Leave out the pictures and repeat the rest of the material exactly.

begin Source material

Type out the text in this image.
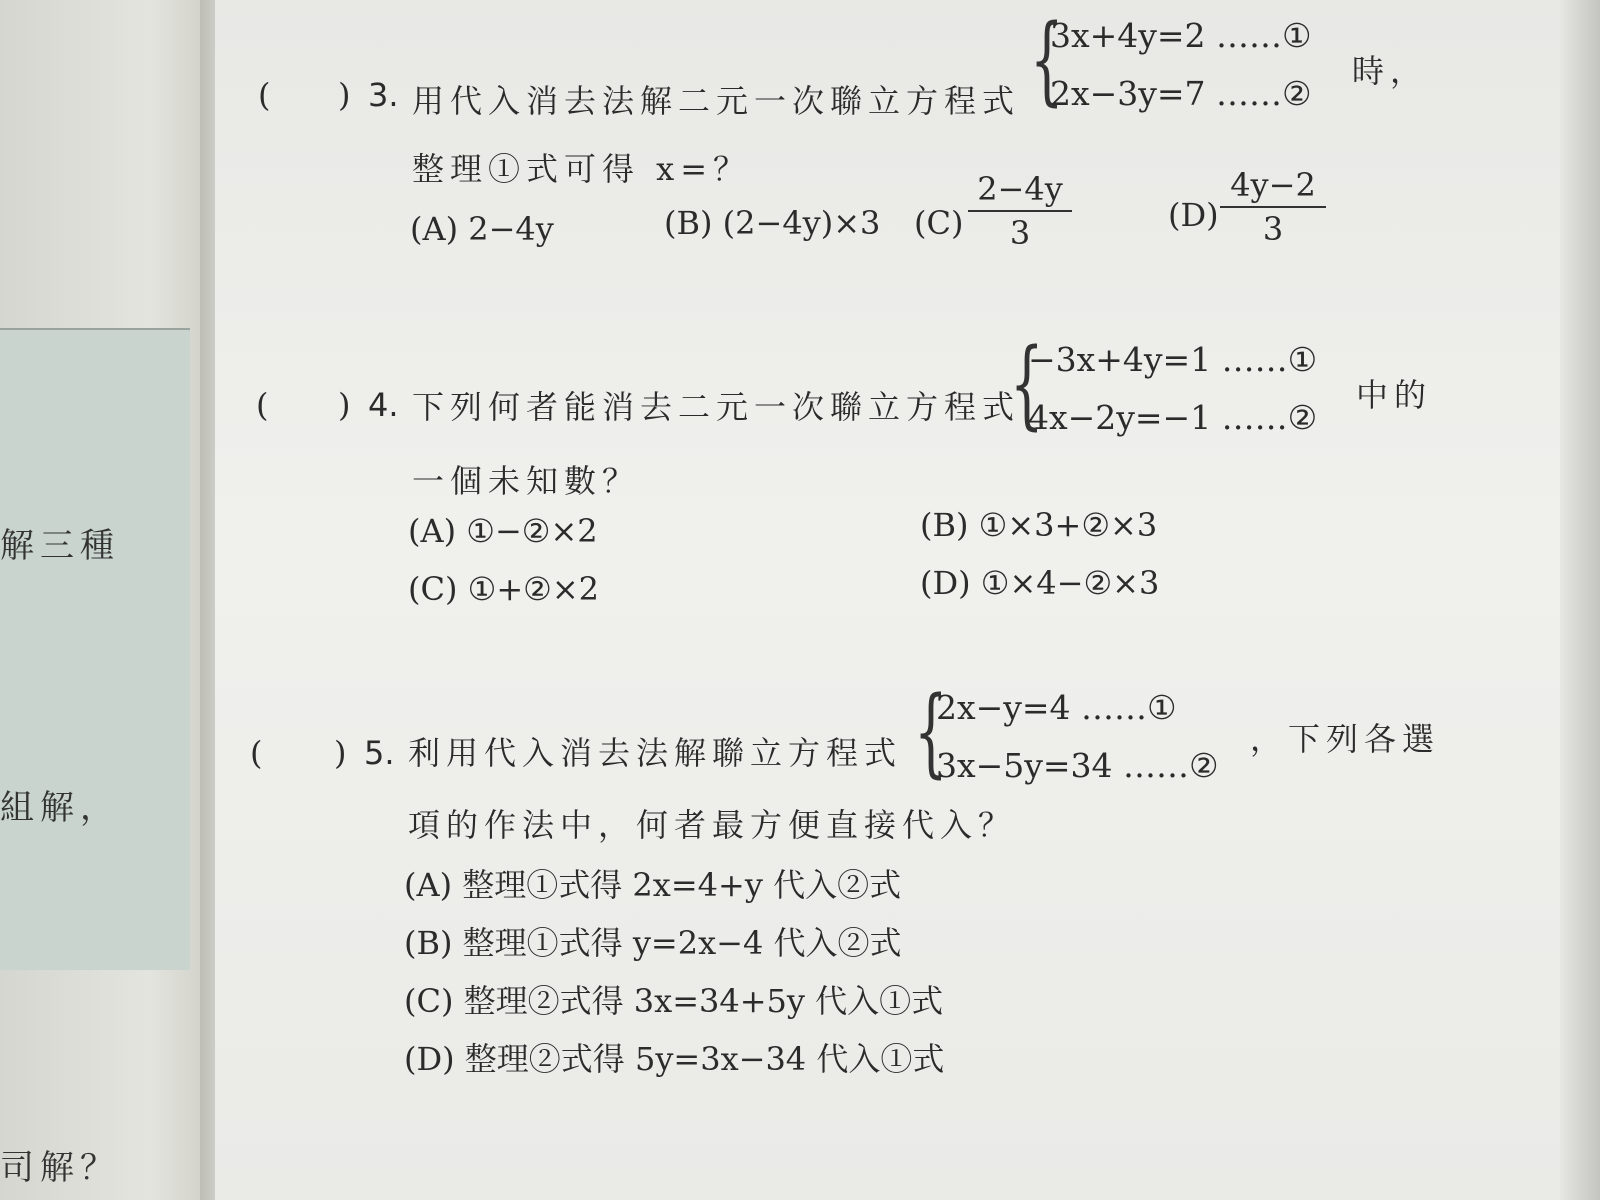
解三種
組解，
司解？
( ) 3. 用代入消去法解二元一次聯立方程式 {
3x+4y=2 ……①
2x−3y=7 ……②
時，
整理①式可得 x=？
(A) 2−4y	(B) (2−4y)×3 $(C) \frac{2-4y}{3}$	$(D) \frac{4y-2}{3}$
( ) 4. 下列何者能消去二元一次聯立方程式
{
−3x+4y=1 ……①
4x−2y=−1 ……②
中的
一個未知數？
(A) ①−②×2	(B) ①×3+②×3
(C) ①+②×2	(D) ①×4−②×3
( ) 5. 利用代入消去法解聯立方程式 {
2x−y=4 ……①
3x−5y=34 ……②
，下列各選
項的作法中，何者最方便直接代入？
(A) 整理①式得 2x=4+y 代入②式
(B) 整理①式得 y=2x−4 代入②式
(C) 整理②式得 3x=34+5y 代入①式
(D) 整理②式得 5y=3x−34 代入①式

end Source material

**The solution:**
Type out the text in this image.
解三種
組解，
司解？
( ) 3. 用代入消去法解二元一次聯立方程式 {
3x+4y=2 ……①
2x−3y=7 ……②
時，
整理①式可得 x=？
(A) 2−4y	(B) (2−4y)×3 $(C) \frac{2-4y}{3}$	$(D) \frac{4y-2}{3}$
( ) 4. 下列何者能消去二元一次聯立方程式
{
−3x+4y=1 ……①
4x−2y=−1 ……②
中的
一個未知數？
(A) ①−②×2	(B) ①×3+②×3
(C) ①+②×2	(D) ①×4−②×3
( ) 5. 利用代入消去法解聯立方程式 {
2x−y=4 ……①
3x−5y=34 ……②
，下列各選
項的作法中，何者最方便直接代入？
(A) 整理①式得 2x=4+y 代入②式
(B) 整理①式得 y=2x−4 代入②式
(C) 整理②式得 3x=34+5y 代入①式
(D) 整理②式得 5y=3x−34 代入①式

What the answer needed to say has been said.